Records from a data collection:
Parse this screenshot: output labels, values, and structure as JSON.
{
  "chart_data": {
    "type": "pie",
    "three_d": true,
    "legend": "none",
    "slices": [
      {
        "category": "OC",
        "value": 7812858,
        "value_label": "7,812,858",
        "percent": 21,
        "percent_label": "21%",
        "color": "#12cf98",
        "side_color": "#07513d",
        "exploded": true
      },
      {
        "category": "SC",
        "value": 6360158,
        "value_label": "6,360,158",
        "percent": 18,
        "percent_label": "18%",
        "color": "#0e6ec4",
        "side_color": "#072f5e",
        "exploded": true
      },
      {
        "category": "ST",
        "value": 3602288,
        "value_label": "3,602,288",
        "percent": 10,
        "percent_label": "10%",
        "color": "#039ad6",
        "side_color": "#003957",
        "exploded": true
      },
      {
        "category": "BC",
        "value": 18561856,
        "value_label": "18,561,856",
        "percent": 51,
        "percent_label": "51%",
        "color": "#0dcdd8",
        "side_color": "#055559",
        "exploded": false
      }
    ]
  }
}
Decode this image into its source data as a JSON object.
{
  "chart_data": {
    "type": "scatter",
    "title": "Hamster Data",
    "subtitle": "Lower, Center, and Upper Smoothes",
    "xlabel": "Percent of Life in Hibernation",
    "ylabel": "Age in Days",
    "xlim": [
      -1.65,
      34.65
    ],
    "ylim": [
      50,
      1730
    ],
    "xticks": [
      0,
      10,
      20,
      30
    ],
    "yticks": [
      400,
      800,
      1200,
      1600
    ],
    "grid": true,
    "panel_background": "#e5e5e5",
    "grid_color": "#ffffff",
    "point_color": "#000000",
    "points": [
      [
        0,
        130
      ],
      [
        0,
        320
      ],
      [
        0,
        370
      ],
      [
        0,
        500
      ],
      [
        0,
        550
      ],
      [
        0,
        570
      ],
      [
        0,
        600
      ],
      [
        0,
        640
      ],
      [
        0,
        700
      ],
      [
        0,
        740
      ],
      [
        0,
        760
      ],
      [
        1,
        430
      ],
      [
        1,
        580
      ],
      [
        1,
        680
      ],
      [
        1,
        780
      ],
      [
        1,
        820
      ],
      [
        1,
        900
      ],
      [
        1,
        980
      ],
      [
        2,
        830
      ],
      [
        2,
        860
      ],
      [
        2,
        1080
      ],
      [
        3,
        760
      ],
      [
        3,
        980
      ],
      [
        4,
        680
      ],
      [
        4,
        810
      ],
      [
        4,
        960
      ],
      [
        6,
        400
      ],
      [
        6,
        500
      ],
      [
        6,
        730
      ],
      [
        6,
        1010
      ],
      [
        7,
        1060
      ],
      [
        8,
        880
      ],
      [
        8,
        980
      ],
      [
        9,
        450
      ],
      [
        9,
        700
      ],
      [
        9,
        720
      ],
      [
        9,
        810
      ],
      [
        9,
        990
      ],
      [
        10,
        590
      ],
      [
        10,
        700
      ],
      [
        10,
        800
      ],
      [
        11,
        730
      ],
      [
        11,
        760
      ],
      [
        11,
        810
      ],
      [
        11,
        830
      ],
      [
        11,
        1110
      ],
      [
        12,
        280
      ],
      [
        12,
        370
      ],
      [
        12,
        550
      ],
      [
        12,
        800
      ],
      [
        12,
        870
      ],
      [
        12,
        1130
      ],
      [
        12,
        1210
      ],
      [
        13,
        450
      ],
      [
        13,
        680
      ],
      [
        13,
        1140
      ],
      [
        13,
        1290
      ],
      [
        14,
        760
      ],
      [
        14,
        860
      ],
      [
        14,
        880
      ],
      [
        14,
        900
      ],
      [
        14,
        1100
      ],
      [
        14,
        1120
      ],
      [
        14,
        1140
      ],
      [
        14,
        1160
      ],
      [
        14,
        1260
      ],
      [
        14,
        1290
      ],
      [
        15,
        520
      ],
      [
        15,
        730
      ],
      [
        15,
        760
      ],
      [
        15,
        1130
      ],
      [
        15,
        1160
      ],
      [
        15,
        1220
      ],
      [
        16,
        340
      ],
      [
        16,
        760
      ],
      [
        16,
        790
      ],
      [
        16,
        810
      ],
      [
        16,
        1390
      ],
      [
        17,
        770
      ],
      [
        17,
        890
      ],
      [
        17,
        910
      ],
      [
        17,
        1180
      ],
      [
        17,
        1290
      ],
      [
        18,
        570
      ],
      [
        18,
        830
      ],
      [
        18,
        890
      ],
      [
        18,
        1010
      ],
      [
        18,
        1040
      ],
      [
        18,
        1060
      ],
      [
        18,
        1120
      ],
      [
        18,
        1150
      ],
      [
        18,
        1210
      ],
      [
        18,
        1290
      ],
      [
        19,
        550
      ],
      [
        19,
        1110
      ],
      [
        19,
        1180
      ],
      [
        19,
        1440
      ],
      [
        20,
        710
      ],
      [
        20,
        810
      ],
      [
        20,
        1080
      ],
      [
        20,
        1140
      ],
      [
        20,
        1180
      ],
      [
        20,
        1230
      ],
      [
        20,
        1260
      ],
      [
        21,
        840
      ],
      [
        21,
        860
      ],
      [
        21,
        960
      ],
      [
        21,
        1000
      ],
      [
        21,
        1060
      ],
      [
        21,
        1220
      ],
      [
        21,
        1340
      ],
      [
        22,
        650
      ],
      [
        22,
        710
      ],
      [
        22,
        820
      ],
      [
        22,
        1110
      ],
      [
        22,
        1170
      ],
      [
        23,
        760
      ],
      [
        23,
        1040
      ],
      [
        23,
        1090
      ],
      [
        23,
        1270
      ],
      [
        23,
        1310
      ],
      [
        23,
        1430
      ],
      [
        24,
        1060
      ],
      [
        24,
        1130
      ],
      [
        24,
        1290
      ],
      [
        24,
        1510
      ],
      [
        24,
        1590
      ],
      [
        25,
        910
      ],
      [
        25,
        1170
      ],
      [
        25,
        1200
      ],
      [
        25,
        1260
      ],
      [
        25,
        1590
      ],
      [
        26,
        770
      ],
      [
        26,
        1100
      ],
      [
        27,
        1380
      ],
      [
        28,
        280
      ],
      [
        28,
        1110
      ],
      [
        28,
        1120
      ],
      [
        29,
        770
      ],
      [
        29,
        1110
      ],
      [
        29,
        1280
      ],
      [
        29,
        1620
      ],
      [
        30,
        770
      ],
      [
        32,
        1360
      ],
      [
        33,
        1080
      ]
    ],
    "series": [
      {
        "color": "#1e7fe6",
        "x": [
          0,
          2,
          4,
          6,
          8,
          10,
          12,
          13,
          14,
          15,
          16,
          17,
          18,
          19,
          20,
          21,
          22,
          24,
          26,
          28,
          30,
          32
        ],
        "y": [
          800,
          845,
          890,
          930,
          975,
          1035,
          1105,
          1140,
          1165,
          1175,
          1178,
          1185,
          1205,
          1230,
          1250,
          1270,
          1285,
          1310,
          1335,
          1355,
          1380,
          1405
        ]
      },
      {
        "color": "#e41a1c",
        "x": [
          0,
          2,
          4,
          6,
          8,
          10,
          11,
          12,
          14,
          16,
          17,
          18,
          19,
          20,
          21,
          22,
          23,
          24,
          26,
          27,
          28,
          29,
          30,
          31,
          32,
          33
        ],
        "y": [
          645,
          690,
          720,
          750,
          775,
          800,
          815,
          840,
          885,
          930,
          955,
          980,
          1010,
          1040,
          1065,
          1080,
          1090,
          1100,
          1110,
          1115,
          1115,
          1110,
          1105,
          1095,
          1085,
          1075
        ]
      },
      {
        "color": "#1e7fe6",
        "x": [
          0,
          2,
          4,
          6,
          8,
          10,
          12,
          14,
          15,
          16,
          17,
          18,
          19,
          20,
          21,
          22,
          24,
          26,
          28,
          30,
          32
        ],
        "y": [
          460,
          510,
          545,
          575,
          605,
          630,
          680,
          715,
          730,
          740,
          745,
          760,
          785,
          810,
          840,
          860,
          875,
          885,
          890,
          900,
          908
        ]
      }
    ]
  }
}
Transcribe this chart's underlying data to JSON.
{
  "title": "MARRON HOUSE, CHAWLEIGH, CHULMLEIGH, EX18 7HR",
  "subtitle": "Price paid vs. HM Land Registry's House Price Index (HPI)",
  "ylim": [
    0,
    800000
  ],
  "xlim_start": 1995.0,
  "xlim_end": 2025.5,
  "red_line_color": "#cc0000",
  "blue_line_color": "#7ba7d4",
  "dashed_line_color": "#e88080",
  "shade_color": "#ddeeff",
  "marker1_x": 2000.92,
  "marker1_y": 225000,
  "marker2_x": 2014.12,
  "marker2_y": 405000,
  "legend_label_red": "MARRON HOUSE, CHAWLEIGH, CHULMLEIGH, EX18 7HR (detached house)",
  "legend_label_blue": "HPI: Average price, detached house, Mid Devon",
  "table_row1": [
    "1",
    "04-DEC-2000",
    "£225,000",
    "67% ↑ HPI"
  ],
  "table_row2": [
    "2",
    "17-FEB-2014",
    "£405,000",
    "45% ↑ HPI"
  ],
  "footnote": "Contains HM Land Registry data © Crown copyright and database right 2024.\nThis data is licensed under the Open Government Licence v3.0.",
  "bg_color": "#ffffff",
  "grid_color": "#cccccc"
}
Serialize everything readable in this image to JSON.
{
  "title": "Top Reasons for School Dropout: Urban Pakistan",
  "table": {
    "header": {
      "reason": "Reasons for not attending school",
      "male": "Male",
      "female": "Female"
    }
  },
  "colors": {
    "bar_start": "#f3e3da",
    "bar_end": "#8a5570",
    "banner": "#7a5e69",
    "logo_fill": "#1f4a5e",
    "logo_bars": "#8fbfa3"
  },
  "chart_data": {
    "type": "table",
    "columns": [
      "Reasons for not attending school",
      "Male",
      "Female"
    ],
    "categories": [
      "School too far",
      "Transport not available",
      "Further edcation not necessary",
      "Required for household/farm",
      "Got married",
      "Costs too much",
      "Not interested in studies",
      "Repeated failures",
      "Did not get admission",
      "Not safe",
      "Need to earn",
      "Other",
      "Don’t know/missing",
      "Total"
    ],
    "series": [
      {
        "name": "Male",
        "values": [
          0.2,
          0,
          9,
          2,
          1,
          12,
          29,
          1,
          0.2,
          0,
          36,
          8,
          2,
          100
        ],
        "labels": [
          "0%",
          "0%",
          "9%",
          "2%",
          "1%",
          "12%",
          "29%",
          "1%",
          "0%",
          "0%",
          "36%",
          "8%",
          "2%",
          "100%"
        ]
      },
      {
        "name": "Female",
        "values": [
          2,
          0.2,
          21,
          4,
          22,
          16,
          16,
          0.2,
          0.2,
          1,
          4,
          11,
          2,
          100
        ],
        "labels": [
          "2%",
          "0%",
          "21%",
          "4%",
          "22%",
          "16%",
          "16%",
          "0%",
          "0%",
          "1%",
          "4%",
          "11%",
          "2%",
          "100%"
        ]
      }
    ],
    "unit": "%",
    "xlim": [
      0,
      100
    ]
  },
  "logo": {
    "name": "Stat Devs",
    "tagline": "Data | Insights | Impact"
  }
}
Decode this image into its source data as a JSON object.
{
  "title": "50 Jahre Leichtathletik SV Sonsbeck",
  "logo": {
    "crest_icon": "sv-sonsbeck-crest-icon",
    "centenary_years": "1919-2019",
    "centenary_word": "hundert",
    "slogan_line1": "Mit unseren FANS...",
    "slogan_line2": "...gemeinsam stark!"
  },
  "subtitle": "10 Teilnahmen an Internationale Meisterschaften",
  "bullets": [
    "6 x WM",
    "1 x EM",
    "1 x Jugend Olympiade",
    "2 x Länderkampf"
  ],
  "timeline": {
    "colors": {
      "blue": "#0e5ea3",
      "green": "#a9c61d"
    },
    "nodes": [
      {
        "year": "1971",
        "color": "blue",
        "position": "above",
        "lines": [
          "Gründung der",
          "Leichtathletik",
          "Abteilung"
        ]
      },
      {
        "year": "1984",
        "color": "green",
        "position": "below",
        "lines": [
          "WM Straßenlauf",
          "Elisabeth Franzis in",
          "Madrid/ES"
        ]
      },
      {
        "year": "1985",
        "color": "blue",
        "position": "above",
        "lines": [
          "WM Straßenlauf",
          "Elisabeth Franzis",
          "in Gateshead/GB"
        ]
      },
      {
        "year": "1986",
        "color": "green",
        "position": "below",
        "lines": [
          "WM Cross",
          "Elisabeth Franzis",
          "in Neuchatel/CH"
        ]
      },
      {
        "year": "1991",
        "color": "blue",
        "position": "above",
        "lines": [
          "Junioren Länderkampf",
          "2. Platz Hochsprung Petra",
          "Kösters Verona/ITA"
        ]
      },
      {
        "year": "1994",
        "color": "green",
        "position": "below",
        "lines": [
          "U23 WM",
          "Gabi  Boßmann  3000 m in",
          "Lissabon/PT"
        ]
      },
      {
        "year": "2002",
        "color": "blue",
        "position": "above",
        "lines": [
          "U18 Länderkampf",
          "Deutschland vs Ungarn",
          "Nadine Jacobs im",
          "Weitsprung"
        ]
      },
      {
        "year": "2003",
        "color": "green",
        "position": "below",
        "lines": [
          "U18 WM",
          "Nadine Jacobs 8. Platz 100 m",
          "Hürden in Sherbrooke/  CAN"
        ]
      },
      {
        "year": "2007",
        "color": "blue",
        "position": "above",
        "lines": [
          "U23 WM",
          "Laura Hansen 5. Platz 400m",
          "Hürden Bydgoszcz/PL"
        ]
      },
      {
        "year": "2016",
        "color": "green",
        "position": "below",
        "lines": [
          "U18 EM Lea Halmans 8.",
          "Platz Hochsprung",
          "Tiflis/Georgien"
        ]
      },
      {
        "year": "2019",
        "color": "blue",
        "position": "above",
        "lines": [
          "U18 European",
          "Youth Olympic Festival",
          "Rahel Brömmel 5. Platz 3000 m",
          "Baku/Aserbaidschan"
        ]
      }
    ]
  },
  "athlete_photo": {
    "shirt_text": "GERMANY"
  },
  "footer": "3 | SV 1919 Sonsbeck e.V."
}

*THE REQUEST*. Give the number of lines above that hold the word "JSON", and nothing more.

*ANSWER TO THE PROBLEM*. 5